• [EXERCISE PROMPT]:
Give the number of lines holding the string "name", and nothing else.

Dataset rows
********

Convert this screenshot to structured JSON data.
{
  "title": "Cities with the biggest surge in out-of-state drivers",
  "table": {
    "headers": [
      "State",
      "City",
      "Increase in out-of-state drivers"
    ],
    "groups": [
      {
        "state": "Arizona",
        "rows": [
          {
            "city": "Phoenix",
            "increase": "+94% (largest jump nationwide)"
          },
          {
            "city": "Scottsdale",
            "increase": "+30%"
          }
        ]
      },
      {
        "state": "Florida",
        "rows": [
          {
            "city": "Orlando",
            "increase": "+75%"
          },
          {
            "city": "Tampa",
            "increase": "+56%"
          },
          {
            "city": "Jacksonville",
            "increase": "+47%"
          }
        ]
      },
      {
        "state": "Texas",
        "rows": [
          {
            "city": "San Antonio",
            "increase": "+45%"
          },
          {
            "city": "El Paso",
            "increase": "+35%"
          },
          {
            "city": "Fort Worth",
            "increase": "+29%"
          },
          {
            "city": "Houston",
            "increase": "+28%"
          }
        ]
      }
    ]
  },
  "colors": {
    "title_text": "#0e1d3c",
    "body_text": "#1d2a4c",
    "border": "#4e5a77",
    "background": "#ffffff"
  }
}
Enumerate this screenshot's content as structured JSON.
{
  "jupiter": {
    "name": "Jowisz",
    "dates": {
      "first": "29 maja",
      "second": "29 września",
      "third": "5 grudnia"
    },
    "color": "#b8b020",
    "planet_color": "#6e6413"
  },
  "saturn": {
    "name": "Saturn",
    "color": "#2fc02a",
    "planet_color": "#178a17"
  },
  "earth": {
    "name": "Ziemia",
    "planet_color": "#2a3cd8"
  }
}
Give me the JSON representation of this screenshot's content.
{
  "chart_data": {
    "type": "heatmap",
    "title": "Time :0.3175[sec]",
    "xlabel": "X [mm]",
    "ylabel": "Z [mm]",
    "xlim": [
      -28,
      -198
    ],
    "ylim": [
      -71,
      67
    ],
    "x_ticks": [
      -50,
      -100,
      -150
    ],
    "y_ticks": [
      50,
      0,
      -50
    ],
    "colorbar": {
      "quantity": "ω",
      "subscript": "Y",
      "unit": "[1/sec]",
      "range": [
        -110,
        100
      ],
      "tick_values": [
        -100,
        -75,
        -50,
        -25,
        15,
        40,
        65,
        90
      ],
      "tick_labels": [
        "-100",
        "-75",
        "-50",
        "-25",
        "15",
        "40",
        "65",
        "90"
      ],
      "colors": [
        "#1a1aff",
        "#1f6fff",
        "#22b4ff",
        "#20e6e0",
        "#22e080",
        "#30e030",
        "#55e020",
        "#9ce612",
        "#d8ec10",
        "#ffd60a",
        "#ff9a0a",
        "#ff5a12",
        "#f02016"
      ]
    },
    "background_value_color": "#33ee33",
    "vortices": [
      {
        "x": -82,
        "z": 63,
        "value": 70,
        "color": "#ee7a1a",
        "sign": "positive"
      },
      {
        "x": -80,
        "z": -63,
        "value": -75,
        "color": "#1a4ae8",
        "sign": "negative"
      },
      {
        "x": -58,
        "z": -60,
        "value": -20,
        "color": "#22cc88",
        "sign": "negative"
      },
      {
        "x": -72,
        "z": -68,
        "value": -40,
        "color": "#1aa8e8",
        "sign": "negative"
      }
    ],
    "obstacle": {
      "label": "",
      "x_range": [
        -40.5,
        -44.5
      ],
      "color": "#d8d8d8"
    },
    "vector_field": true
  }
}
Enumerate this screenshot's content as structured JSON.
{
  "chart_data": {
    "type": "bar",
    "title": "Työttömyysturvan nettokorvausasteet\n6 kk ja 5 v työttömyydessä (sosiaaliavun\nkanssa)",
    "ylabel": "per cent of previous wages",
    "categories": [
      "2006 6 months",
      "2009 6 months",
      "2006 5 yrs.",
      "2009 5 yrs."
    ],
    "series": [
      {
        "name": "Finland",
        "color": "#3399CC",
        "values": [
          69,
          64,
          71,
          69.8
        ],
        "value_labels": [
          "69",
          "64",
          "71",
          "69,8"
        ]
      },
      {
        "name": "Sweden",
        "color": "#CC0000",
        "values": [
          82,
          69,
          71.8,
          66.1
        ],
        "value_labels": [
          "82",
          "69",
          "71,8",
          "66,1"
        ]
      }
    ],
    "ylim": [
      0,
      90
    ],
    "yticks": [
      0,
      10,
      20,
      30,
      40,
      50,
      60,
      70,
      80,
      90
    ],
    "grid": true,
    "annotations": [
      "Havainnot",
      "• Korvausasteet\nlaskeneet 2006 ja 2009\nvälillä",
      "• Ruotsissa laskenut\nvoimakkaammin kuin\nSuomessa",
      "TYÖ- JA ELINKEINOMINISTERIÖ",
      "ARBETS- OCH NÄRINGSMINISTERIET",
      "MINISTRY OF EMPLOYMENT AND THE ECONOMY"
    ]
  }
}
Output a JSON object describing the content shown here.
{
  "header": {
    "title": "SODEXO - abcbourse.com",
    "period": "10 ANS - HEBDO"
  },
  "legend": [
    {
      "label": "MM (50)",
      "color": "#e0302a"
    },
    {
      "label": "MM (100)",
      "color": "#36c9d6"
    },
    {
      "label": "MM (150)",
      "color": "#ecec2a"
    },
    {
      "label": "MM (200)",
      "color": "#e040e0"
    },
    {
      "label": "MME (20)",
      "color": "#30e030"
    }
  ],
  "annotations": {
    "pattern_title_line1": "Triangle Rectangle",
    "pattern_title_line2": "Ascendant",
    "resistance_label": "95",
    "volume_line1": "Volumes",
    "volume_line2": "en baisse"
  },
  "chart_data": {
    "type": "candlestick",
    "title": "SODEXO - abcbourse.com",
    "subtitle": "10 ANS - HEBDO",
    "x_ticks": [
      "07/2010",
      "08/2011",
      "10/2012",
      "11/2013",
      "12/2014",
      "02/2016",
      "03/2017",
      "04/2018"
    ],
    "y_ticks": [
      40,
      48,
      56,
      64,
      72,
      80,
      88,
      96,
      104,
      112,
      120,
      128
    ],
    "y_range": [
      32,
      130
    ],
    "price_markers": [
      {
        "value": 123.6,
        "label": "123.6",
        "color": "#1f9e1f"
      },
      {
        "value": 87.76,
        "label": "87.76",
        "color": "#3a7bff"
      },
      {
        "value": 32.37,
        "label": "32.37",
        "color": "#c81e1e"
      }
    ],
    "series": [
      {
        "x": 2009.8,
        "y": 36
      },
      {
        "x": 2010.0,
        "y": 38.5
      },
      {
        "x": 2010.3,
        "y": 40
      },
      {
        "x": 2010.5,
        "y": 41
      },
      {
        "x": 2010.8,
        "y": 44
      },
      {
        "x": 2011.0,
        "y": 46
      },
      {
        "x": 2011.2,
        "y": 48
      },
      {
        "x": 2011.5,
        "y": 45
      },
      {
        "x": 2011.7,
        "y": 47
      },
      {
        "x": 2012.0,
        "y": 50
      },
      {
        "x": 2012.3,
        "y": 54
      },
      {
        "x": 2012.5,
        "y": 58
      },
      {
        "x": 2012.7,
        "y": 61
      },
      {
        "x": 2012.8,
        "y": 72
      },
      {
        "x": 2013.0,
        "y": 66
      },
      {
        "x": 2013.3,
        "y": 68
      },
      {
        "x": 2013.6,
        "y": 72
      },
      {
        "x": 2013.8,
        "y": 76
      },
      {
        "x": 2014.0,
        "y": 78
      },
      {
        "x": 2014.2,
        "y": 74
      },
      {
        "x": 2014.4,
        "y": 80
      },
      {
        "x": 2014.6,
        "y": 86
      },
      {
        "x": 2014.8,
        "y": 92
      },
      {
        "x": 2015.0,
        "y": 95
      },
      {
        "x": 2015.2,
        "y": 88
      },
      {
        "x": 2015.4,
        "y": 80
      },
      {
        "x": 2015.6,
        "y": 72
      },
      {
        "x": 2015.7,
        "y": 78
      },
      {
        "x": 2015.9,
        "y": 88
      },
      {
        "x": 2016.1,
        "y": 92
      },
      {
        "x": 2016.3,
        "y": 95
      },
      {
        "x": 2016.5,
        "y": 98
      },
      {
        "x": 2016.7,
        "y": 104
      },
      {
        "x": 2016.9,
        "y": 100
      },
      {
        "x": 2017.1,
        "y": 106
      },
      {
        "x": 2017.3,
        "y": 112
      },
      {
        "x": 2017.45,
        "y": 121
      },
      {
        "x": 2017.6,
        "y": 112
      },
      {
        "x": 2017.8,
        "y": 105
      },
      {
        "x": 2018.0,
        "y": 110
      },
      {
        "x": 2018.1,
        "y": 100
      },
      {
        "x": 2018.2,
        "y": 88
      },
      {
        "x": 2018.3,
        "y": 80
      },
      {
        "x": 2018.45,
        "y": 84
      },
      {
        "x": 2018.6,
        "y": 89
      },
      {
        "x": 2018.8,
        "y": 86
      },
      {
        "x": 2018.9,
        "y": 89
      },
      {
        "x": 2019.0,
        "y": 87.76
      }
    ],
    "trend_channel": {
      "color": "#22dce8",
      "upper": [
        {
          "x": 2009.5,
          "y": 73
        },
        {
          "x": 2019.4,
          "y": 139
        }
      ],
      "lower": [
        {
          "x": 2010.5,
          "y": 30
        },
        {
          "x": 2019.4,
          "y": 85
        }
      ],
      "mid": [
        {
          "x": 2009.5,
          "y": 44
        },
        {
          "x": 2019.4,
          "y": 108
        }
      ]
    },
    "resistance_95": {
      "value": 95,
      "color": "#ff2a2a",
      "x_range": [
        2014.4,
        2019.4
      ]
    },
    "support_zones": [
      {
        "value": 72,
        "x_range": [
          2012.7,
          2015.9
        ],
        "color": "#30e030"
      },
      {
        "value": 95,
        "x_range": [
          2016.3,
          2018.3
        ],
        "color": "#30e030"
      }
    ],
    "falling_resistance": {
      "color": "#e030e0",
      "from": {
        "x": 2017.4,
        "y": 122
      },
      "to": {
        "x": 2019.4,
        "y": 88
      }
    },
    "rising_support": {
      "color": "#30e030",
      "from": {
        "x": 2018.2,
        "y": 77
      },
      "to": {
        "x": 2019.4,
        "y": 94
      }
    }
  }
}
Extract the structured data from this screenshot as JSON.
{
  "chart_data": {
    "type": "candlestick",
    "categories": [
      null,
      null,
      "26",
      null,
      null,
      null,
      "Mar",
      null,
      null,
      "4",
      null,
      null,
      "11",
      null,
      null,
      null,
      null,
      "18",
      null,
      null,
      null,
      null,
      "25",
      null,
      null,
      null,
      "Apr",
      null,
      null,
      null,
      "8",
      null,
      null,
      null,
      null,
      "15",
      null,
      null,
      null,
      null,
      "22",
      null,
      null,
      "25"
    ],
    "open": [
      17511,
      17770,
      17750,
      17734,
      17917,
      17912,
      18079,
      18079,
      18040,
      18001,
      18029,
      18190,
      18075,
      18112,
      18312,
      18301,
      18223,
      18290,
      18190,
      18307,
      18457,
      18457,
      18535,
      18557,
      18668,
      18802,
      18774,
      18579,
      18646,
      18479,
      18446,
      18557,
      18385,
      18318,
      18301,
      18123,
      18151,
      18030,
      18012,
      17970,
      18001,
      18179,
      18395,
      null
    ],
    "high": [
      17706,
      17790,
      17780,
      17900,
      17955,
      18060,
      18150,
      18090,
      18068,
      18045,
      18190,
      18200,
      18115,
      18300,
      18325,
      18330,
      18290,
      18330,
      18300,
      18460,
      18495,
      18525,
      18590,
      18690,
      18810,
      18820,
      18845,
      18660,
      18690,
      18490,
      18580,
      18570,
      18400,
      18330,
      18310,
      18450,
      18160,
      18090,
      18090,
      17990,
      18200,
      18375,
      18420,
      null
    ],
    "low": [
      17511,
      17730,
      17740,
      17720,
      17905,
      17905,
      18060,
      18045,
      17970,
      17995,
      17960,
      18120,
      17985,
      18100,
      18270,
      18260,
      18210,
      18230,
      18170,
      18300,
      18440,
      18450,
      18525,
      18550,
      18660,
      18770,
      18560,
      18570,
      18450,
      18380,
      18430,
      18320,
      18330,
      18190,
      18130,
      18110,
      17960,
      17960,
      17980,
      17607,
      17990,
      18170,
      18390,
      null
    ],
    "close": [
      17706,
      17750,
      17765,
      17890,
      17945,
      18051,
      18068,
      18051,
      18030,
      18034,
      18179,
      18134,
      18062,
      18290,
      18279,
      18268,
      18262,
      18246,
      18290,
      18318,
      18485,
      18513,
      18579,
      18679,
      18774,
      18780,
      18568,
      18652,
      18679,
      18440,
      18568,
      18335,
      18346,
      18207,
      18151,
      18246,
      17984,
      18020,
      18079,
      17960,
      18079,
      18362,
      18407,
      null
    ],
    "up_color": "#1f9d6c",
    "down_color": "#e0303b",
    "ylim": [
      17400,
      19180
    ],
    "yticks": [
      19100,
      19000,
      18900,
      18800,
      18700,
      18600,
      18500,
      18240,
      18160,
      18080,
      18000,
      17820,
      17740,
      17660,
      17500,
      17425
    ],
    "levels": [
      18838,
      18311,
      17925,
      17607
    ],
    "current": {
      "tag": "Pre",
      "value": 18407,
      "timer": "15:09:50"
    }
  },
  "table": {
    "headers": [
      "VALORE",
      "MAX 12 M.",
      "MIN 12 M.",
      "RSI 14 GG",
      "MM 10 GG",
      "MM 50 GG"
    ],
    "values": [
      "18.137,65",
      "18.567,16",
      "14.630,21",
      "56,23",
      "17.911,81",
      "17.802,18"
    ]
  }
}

********

• [RESPONSE]:
5